(Exercise data):
============================================================

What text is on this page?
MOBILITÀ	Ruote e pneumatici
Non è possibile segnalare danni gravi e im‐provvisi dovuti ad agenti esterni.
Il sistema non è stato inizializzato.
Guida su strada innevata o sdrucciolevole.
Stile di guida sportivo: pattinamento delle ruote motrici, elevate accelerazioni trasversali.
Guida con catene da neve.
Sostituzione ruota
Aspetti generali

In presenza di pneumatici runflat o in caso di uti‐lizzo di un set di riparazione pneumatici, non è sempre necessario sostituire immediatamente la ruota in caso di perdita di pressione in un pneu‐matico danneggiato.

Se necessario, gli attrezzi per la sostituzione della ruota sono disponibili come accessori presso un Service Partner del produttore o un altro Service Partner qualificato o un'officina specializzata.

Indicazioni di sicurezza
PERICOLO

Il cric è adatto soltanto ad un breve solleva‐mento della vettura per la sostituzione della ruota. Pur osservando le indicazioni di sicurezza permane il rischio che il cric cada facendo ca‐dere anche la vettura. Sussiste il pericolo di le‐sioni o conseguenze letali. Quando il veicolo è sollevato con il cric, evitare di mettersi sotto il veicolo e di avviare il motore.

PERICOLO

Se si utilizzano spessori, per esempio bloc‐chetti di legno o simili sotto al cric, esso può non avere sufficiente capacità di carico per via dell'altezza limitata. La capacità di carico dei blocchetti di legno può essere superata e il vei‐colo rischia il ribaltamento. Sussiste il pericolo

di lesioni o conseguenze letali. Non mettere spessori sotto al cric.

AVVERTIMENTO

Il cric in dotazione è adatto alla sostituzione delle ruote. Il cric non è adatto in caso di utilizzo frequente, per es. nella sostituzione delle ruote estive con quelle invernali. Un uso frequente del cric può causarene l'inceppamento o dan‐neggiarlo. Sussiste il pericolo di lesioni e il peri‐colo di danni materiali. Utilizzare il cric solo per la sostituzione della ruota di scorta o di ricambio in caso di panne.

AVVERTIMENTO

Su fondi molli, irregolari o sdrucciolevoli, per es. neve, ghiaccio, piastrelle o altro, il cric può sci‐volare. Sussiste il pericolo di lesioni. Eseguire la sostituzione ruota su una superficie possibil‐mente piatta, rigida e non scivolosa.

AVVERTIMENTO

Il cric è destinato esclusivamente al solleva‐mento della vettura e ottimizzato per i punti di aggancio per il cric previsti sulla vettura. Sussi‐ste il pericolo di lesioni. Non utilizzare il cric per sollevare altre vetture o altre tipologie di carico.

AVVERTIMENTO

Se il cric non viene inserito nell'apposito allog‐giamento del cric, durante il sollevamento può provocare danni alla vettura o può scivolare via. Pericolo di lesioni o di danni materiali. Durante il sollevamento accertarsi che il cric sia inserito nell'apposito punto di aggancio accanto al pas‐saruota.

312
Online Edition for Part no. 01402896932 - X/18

============================================================

(Objective): Give all the entries again exactly; leave none out.

(Reply):
What text is on this page?
MOBILITÀ	Ruote e pneumatici
Non è possibile segnalare danni gravi e im‐provvisi dovuti ad agenti esterni.
Il sistema non è stato inizializzato.
Guida su strada innevata o sdrucciolevole.
Stile di guida sportivo: pattinamento delle ruote motrici, elevate accelerazioni trasversali.
Guida con catene da neve.
Sostituzione ruota
Aspetti generali

In presenza di pneumatici runflat o in caso di uti‐lizzo di un set di riparazione pneumatici, non è sempre necessario sostituire immediatamente la ruota in caso di perdita di pressione in un pneu‐matico danneggiato.

Se necessario, gli attrezzi per la sostituzione della ruota sono disponibili come accessori presso un Service Partner del produttore o un altro Service Partner qualificato o un'officina specializzata.

Indicazioni di sicurezza
PERICOLO

Il cric è adatto soltanto ad un breve solleva‐mento della vettura per la sostituzione della ruota. Pur osservando le indicazioni di sicurezza permane il rischio che il cric cada facendo ca‐dere anche la vettura. Sussiste il pericolo di le‐sioni o conseguenze letali. Quando il veicolo è sollevato con il cric, evitare di mettersi sotto il veicolo e di avviare il motore.

PERICOLO

Se si utilizzano spessori, per esempio bloc‐chetti di legno o simili sotto al cric, esso può non avere sufficiente capacità di carico per via dell'altezza limitata. La capacità di carico dei blocchetti di legno può essere superata e il vei‐colo rischia il ribaltamento. Sussiste il pericolo

di lesioni o conseguenze letali. Non mettere spessori sotto al cric.

AVVERTIMENTO

Il cric in dotazione è adatto alla sostituzione delle ruote. Il cric non è adatto in caso di utilizzo frequente, per es. nella sostituzione delle ruote estive con quelle invernali. Un uso frequente del cric può causarene l'inceppamento o dan‐neggiarlo. Sussiste il pericolo di lesioni e il peri‐colo di danni materiali. Utilizzare il cric solo per la sostituzione della ruota di scorta o di ricambio in caso di panne.

AVVERTIMENTO

Su fondi molli, irregolari o sdrucciolevoli, per es. neve, ghiaccio, piastrelle o altro, il cric può sci‐volare. Sussiste il pericolo di lesioni. Eseguire la sostituzione ruota su una superficie possibil‐mente piatta, rigida e non scivolosa.

AVVERTIMENTO

Il cric è destinato esclusivamente al solleva‐mento della vettura e ottimizzato per i punti di aggancio per il cric previsti sulla vettura. Sussi‐ste il pericolo di lesioni. Non utilizzare il cric per sollevare altre vetture o altre tipologie di carico.

AVVERTIMENTO

Se il cric non viene inserito nell'apposito allog‐giamento del cric, durante il sollevamento può provocare danni alla vettura o può scivolare via. Pericolo di lesioni o di danni materiali. Durante il sollevamento accertarsi che il cric sia inserito nell'apposito punto di aggancio accanto al pas‐saruota.

312
Online Edition for Part no. 01402896932 - X/18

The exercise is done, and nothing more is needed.